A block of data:

>>

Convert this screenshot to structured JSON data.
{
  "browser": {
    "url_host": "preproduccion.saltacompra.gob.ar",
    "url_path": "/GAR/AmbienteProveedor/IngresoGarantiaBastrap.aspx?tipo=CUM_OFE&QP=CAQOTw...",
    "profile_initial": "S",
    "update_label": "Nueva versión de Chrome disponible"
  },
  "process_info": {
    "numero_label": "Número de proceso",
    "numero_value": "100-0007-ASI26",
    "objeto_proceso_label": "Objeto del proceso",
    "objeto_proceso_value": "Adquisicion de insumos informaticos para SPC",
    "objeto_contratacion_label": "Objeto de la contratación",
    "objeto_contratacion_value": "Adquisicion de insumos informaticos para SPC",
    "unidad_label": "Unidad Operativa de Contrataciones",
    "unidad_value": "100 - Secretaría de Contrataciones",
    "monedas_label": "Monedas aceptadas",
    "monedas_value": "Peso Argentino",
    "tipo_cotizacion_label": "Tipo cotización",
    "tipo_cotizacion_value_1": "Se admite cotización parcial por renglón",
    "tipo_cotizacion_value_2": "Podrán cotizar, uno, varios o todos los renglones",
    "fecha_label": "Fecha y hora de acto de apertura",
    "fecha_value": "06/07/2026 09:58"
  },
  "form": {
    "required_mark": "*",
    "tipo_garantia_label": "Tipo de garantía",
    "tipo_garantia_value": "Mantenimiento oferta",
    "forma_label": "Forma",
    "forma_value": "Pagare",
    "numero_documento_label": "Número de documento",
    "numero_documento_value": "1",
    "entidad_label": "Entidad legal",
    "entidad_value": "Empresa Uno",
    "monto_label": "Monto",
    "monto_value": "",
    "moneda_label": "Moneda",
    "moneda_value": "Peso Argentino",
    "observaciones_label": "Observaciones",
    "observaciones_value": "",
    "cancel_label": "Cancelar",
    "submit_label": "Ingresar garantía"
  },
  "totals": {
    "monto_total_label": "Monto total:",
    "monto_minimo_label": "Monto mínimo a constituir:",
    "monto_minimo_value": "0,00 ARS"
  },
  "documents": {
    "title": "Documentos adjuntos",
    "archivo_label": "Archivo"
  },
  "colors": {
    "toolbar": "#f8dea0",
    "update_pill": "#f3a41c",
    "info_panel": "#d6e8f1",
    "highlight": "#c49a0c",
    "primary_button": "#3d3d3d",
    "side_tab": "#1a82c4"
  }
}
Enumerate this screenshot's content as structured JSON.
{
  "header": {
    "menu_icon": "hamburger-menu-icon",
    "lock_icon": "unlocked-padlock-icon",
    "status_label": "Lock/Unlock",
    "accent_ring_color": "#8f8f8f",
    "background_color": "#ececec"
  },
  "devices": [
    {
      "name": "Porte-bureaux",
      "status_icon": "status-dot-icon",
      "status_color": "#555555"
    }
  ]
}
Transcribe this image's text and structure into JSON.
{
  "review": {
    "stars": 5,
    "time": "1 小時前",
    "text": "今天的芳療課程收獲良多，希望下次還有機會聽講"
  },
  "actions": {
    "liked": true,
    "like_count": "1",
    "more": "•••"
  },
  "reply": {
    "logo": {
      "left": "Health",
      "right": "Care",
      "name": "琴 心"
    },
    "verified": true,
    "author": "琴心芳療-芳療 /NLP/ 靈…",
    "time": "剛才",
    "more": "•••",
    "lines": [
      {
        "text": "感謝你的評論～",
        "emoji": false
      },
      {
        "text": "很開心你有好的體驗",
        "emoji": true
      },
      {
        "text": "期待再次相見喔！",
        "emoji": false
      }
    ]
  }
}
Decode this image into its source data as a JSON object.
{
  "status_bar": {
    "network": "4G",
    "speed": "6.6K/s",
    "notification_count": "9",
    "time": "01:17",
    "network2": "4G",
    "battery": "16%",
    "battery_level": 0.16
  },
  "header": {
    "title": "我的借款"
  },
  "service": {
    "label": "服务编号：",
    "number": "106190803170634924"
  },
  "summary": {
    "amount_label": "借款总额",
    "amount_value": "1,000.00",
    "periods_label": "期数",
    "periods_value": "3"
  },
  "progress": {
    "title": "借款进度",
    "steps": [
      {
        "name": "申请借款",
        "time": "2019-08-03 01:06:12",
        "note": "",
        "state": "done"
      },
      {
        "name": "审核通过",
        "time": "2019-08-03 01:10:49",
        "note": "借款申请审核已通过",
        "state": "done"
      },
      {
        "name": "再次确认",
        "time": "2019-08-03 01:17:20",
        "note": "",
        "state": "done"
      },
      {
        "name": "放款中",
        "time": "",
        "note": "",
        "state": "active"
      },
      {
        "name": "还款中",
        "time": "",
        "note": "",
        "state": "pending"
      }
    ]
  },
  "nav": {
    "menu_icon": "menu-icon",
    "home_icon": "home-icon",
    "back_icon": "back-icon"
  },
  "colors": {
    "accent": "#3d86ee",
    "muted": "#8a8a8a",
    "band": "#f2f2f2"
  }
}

<<

#### TASK GOAL
Make an exact copy of the data above.

#### OUTPUT OF THE EXERCISE
Convert this screenshot to structured JSON data.
{
  "browser": {
    "url_host": "preproduccion.saltacompra.gob.ar",
    "url_path": "/GAR/AmbienteProveedor/IngresoGarantiaBastrap.aspx?tipo=CUM_OFE&QP=CAQOTw...",
    "profile_initial": "S",
    "update_label": "Nueva versión de Chrome disponible"
  },
  "process_info": {
    "numero_label": "Número de proceso",
    "numero_value": "100-0007-ASI26",
    "objeto_proceso_label": "Objeto del proceso",
    "objeto_proceso_value": "Adquisicion de insumos informaticos para SPC",
    "objeto_contratacion_label": "Objeto de la contratación",
    "objeto_contratacion_value": "Adquisicion de insumos informaticos para SPC",
    "unidad_label": "Unidad Operativa de Contrataciones",
    "unidad_value": "100 - Secretaría de Contrataciones",
    "monedas_label": "Monedas aceptadas",
    "monedas_value": "Peso Argentino",
    "tipo_cotizacion_label": "Tipo cotización",
    "tipo_cotizacion_value_1": "Se admite cotización parcial por renglón",
    "tipo_cotizacion_value_2": "Podrán cotizar, uno, varios o todos los renglones",
    "fecha_label": "Fecha y hora de acto de apertura",
    "fecha_value": "06/07/2026 09:58"
  },
  "form": {
    "required_mark": "*",
    "tipo_garantia_label": "Tipo de garantía",
    "tipo_garantia_value": "Mantenimiento oferta",
    "forma_label": "Forma",
    "forma_value": "Pagare",
    "numero_documento_label": "Número de documento",
    "numero_documento_value": "1",
    "entidad_label": "Entidad legal",
    "entidad_value": "Empresa Uno",
    "monto_label": "Monto",
    "monto_value": "",
    "moneda_label": "Moneda",
    "moneda_value": "Peso Argentino",
    "observaciones_label": "Observaciones",
    "observaciones_value": "",
    "cancel_label": "Cancelar",
    "submit_label": "Ingresar garantía"
  },
  "totals": {
    "monto_total_label": "Monto total:",
    "monto_minimo_label": "Monto mínimo a constituir:",
    "monto_minimo_value": "0,00 ARS"
  },
  "documents": {
    "title": "Documentos adjuntos",
    "archivo_label": "Archivo"
  },
  "colors": {
    "toolbar": "#f8dea0",
    "update_pill": "#f3a41c",
    "info_panel": "#d6e8f1",
    "highlight": "#c49a0c",
    "primary_button": "#3d3d3d",
    "side_tab": "#1a82c4"
  }
}
Enumerate this screenshot's content as structured JSON.
{
  "header": {
    "menu_icon": "hamburger-menu-icon",
    "lock_icon": "unlocked-padlock-icon",
    "status_label": "Lock/Unlock",
    "accent_ring_color": "#8f8f8f",
    "background_color": "#ececec"
  },
  "devices": [
    {
      "name": "Porte-bureaux",
      "status_icon": "status-dot-icon",
      "status_color": "#555555"
    }
  ]
}
Transcribe this image's text and structure into JSON.
{
  "review": {
    "stars": 5,
    "time": "1 小時前",
    "text": "今天的芳療課程收獲良多，希望下次還有機會聽講"
  },
  "actions": {
    "liked": true,
    "like_count": "1",
    "more": "•••"
  },
  "reply": {
    "logo": {
      "left": "Health",
      "right": "Care",
      "name": "琴 心"
    },
    "verified": true,
    "author": "琴心芳療-芳療 /NLP/ 靈…",
    "time": "剛才",
    "more": "•••",
    "lines": [
      {
        "text": "感謝你的評論～",
        "emoji": false
      },
      {
        "text": "很開心你有好的體驗",
        "emoji": true
      },
      {
        "text": "期待再次相見喔！",
        "emoji": false
      }
    ]
  }
}
Decode this image into its source data as a JSON object.
{
  "status_bar": {
    "network": "4G",
    "speed": "6.6K/s",
    "notification_count": "9",
    "time": "01:17",
    "network2": "4G",
    "battery": "16%",
    "battery_level": 0.16
  },
  "header": {
    "title": "我的借款"
  },
  "service": {
    "label": "服务编号：",
    "number": "106190803170634924"
  },
  "summary": {
    "amount_label": "借款总额",
    "amount_value": "1,000.00",
    "periods_label": "期数",
    "periods_value": "3"
  },
  "progress": {
    "title": "借款进度",
    "steps": [
      {
        "name": "申请借款",
        "time": "2019-08-03 01:06:12",
        "note": "",
        "state": "done"
      },
      {
        "name": "审核通过",
        "time": "2019-08-03 01:10:49",
        "note": "借款申请审核已通过",
        "state": "done"
      },
      {
        "name": "再次确认",
        "time": "2019-08-03 01:17:20",
        "note": "",
        "state": "done"
      },
      {
        "name": "放款中",
        "time": "",
        "note": "",
        "state": "active"
      },
      {
        "name": "还款中",
        "time": "",
        "note": "",
        "state": "pending"
      }
    ]
  },
  "nav": {
    "menu_icon": "menu-icon",
    "home_icon": "home-icon",
    "back_icon": "back-icon"
  },
  "colors": {
    "accent": "#3d86ee",
    "muted": "#8a8a8a",
    "band": "#f2f2f2"
  }
}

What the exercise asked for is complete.